*** Data supplied ***

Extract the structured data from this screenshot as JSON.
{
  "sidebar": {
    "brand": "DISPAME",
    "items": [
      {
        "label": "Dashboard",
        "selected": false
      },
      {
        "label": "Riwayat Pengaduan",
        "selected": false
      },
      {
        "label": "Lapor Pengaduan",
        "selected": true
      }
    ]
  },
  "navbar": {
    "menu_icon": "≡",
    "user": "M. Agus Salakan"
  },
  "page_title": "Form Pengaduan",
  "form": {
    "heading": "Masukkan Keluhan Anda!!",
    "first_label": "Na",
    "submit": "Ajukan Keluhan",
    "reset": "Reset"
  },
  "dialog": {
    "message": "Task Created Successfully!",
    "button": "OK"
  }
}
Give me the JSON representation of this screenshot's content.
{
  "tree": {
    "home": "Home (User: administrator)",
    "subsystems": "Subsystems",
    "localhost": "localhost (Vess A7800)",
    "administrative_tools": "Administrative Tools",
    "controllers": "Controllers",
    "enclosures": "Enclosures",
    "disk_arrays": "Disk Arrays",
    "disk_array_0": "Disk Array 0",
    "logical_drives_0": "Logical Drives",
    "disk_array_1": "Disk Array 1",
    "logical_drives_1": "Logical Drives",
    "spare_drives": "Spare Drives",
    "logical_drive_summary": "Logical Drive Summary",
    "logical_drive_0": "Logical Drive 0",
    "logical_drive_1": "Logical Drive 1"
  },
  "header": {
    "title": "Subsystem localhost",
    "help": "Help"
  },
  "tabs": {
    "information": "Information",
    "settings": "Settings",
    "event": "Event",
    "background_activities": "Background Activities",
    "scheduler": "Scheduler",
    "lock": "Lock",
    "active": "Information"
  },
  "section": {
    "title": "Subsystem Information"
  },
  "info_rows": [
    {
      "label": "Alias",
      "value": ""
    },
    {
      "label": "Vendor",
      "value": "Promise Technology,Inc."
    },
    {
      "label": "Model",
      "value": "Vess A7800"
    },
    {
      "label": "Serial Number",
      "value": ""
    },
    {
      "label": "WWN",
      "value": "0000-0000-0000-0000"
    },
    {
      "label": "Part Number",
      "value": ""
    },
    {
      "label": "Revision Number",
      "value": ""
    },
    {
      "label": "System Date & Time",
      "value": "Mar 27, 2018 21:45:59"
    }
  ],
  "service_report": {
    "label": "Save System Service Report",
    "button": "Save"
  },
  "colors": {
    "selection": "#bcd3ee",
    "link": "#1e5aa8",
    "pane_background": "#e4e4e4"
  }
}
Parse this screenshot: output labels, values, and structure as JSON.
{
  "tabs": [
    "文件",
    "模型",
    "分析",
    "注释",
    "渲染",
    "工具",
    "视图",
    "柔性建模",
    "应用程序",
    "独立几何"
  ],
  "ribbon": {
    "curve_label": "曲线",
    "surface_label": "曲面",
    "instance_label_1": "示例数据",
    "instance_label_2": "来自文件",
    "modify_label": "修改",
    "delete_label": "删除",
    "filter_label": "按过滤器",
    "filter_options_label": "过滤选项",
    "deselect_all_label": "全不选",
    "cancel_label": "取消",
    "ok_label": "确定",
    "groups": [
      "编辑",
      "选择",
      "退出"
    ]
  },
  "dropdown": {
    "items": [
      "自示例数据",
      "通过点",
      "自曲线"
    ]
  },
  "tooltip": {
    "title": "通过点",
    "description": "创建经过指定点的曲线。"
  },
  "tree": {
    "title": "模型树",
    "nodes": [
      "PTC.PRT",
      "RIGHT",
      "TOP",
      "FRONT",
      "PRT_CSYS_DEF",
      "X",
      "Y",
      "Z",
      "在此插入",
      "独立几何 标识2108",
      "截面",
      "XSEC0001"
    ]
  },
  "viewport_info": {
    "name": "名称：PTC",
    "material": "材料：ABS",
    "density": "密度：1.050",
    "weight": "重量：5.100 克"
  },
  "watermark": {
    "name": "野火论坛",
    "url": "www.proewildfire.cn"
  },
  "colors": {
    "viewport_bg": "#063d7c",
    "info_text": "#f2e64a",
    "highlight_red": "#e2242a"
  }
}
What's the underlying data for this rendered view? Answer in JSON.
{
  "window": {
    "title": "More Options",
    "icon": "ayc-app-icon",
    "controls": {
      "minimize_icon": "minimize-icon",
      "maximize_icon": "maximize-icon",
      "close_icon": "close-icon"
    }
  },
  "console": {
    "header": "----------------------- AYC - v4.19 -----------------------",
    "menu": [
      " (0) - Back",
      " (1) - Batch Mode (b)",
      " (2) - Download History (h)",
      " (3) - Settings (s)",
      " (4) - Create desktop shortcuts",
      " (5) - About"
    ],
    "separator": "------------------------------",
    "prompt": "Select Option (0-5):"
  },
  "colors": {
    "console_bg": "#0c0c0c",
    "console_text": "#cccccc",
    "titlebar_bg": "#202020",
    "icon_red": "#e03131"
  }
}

***

* **Written exercise**
Repeat the records above exactly, leaving none out.

* **Correct output**
Extract the structured data from this screenshot as JSON.
{
  "sidebar": {
    "brand": "DISPAME",
    "items": [
      {
        "label": "Dashboard",
        "selected": false
      },
      {
        "label": "Riwayat Pengaduan",
        "selected": false
      },
      {
        "label": "Lapor Pengaduan",
        "selected": true
      }
    ]
  },
  "navbar": {
    "menu_icon": "≡",
    "user": "M. Agus Salakan"
  },
  "page_title": "Form Pengaduan",
  "form": {
    "heading": "Masukkan Keluhan Anda!!",
    "first_label": "Na",
    "submit": "Ajukan Keluhan",
    "reset": "Reset"
  },
  "dialog": {
    "message": "Task Created Successfully!",
    "button": "OK"
  }
}
Give me the JSON representation of this screenshot's content.
{
  "tree": {
    "home": "Home (User: administrator)",
    "subsystems": "Subsystems",
    "localhost": "localhost (Vess A7800)",
    "administrative_tools": "Administrative Tools",
    "controllers": "Controllers",
    "enclosures": "Enclosures",
    "disk_arrays": "Disk Arrays",
    "disk_array_0": "Disk Array 0",
    "logical_drives_0": "Logical Drives",
    "disk_array_1": "Disk Array 1",
    "logical_drives_1": "Logical Drives",
    "spare_drives": "Spare Drives",
    "logical_drive_summary": "Logical Drive Summary",
    "logical_drive_0": "Logical Drive 0",
    "logical_drive_1": "Logical Drive 1"
  },
  "header": {
    "title": "Subsystem localhost",
    "help": "Help"
  },
  "tabs": {
    "information": "Information",
    "settings": "Settings",
    "event": "Event",
    "background_activities": "Background Activities",
    "scheduler": "Scheduler",
    "lock": "Lock",
    "active": "Information"
  },
  "section": {
    "title": "Subsystem Information"
  },
  "info_rows": [
    {
      "label": "Alias",
      "value": ""
    },
    {
      "label": "Vendor",
      "value": "Promise Technology,Inc."
    },
    {
      "label": "Model",
      "value": "Vess A7800"
    },
    {
      "label": "Serial Number",
      "value": ""
    },
    {
      "label": "WWN",
      "value": "0000-0000-0000-0000"
    },
    {
      "label": "Part Number",
      "value": ""
    },
    {
      "label": "Revision Number",
      "value": ""
    },
    {
      "label": "System Date & Time",
      "value": "Mar 27, 2018 21:45:59"
    }
  ],
  "service_report": {
    "label": "Save System Service Report",
    "button": "Save"
  },
  "colors": {
    "selection": "#bcd3ee",
    "link": "#1e5aa8",
    "pane_background": "#e4e4e4"
  }
}
Parse this screenshot: output labels, values, and structure as JSON.
{
  "tabs": [
    "文件",
    "模型",
    "分析",
    "注释",
    "渲染",
    "工具",
    "视图",
    "柔性建模",
    "应用程序",
    "独立几何"
  ],
  "ribbon": {
    "curve_label": "曲线",
    "surface_label": "曲面",
    "instance_label_1": "示例数据",
    "instance_label_2": "来自文件",
    "modify_label": "修改",
    "delete_label": "删除",
    "filter_label": "按过滤器",
    "filter_options_label": "过滤选项",
    "deselect_all_label": "全不选",
    "cancel_label": "取消",
    "ok_label": "确定",
    "groups": [
      "编辑",
      "选择",
      "退出"
    ]
  },
  "dropdown": {
    "items": [
      "自示例数据",
      "通过点",
      "自曲线"
    ]
  },
  "tooltip": {
    "title": "通过点",
    "description": "创建经过指定点的曲线。"
  },
  "tree": {
    "title": "模型树",
    "nodes": [
      "PTC.PRT",
      "RIGHT",
      "TOP",
      "FRONT",
      "PRT_CSYS_DEF",
      "X",
      "Y",
      "Z",
      "在此插入",
      "独立几何 标识2108",
      "截面",
      "XSEC0001"
    ]
  },
  "viewport_info": {
    "name": "名称：PTC",
    "material": "材料：ABS",
    "density": "密度：1.050",
    "weight": "重量：5.100 克"
  },
  "watermark": {
    "name": "野火论坛",
    "url": "www.proewildfire.cn"
  },
  "colors": {
    "viewport_bg": "#063d7c",
    "info_text": "#f2e64a",
    "highlight_red": "#e2242a"
  }
}
What's the underlying data for this rendered view? Answer in JSON.
{
  "window": {
    "title": "More Options",
    "icon": "ayc-app-icon",
    "controls": {
      "minimize_icon": "minimize-icon",
      "maximize_icon": "maximize-icon",
      "close_icon": "close-icon"
    }
  },
  "console": {
    "header": "----------------------- AYC - v4.19 -----------------------",
    "menu": [
      " (0) - Back",
      " (1) - Batch Mode (b)",
      " (2) - Download History (h)",
      " (3) - Settings (s)",
      " (4) - Create desktop shortcuts",
      " (5) - About"
    ],
    "separator": "------------------------------",
    "prompt": "Select Option (0-5):"
  },
  "colors": {
    "console_bg": "#0c0c0c",
    "console_text": "#cccccc",
    "titlebar_bg": "#202020",
    "icon_red": "#e03131"
  }
}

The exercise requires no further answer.